- _GIVEN REQUEST_:
Extract the full listing below without altering a single character.

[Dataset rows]

>> Begin

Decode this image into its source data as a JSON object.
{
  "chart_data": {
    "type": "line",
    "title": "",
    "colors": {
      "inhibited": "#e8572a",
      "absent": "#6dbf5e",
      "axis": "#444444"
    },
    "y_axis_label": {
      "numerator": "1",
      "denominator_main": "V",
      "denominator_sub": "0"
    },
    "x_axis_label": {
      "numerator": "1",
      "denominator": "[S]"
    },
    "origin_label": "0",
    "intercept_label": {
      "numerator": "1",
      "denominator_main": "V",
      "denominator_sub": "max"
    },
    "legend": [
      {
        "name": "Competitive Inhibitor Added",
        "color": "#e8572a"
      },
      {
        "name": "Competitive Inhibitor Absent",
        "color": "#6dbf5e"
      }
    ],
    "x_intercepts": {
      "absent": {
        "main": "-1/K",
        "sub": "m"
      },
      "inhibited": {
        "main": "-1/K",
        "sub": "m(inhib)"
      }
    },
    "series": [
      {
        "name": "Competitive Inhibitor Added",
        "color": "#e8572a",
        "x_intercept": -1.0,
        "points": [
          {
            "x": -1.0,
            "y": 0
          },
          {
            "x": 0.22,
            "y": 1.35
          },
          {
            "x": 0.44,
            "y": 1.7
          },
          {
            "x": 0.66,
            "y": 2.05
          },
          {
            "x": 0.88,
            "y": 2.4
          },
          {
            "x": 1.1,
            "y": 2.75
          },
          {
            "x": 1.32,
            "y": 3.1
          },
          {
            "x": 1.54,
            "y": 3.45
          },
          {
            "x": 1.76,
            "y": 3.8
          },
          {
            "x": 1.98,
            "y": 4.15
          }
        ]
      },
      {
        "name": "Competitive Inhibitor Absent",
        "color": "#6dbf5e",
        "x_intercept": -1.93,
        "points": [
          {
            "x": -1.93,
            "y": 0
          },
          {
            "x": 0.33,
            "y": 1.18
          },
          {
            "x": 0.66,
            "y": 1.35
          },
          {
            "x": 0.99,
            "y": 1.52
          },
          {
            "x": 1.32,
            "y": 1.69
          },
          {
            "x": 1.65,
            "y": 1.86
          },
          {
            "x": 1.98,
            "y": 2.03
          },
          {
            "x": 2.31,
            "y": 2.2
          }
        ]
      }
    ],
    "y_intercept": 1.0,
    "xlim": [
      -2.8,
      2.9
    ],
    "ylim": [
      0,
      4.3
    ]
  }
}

>> End

- _REPLY TO THE EXERCISE_:
Decode this image into its source data as a JSON object.
{
  "chart_data": {
    "type": "line",
    "title": "",
    "colors": {
      "inhibited": "#e8572a",
      "absent": "#6dbf5e",
      "axis": "#444444"
    },
    "y_axis_label": {
      "numerator": "1",
      "denominator_main": "V",
      "denominator_sub": "0"
    },
    "x_axis_label": {
      "numerator": "1",
      "denominator": "[S]"
    },
    "origin_label": "0",
    "intercept_label": {
      "numerator": "1",
      "denominator_main": "V",
      "denominator_sub": "max"
    },
    "legend": [
      {
        "name": "Competitive Inhibitor Added",
        "color": "#e8572a"
      },
      {
        "name": "Competitive Inhibitor Absent",
        "color": "#6dbf5e"
      }
    ],
    "x_intercepts": {
      "absent": {
        "main": "-1/K",
        "sub": "m"
      },
      "inhibited": {
        "main": "-1/K",
        "sub": "m(inhib)"
      }
    },
    "series": [
      {
        "name": "Competitive Inhibitor Added",
        "color": "#e8572a",
        "x_intercept": -1.0,
        "points": [
          {
            "x": -1.0,
            "y": 0
          },
          {
            "x": 0.22,
            "y": 1.35
          },
          {
            "x": 0.44,
            "y": 1.7
          },
          {
            "x": 0.66,
            "y": 2.05
          },
          {
            "x": 0.88,
            "y": 2.4
          },
          {
            "x": 1.1,
            "y": 2.75
          },
          {
            "x": 1.32,
            "y": 3.1
          },
          {
            "x": 1.54,
            "y": 3.45
          },
          {
            "x": 1.76,
            "y": 3.8
          },
          {
            "x": 1.98,
            "y": 4.15
          }
        ]
      },
      {
        "name": "Competitive Inhibitor Absent",
        "color": "#6dbf5e",
        "x_intercept": -1.93,
        "points": [
          {
            "x": -1.93,
            "y": 0
          },
          {
            "x": 0.33,
            "y": 1.18
          },
          {
            "x": 0.66,
            "y": 1.35
          },
          {
            "x": 0.99,
            "y": 1.52
          },
          {
            "x": 1.32,
            "y": 1.69
          },
          {
            "x": 1.65,
            "y": 1.86
          },
          {
            "x": 1.98,
            "y": 2.03
          },
          {
            "x": 2.31,
            "y": 2.2
          }
        ]
      }
    ],
    "y_intercept": 1.0,
    "xlim": [
      -2.8,
      2.9
    ],
    "ylim": [
      0,
      4.3
    ]
  }
}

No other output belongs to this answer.